# [Given request]
Give the data again, word for word.

# [Entries provided]
- - - -

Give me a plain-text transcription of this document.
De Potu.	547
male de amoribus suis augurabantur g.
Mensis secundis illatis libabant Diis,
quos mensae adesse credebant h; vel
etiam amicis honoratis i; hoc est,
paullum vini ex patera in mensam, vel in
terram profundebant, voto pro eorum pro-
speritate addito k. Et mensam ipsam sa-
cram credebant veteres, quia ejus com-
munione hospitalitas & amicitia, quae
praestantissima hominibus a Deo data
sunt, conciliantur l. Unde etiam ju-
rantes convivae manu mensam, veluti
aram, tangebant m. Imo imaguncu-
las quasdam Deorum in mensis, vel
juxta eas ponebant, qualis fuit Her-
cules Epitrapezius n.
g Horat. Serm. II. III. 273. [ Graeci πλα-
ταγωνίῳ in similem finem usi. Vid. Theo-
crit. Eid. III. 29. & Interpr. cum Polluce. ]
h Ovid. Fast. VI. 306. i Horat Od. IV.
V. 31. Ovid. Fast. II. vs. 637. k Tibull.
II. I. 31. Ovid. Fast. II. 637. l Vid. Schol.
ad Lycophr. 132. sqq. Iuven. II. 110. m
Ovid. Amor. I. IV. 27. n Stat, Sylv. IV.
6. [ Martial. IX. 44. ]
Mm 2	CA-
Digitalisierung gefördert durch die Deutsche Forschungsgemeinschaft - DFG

- - - -

# [Solution to the exercise]
Give me a plain-text transcription of this document.
De Potu.	547
male de amoribus suis augurabantur g.
Mensis secundis illatis libabant Diis,
quos mensae adesse credebant h; vel
etiam amicis honoratis i; hoc est,
paullum vini ex patera in mensam, vel in
terram profundebant, voto pro eorum pro-
speritate addito k. Et mensam ipsam sa-
cram credebant veteres, quia ejus com-
munione hospitalitas & amicitia, quae
praestantissima hominibus a Deo data
sunt, conciliantur l. Unde etiam ju-
rantes convivae manu mensam, veluti
aram, tangebant m. Imo imaguncu-
las quasdam Deorum in mensis, vel
juxta eas ponebant, qualis fuit Her-
cules Epitrapezius n.
g Horat. Serm. II. III. 273. [ Graeci πλα-
ταγωνίῳ in similem finem usi. Vid. Theo-
crit. Eid. III. 29. & Interpr. cum Polluce. ]
h Ovid. Fast. VI. 306. i Horat Od. IV.
V. 31. Ovid. Fast. II. vs. 637. k Tibull.
II. I. 31. Ovid. Fast. II. 637. l Vid. Schol.
ad Lycophr. 132. sqq. Iuven. II. 110. m
Ovid. Amor. I. IV. 27. n Stat, Sylv. IV.
6. [ Martial. IX. 44. ]
Mm 2	CA-
Digitalisierung gefördert durch die Deutsche Forschungsgemeinschaft - DFG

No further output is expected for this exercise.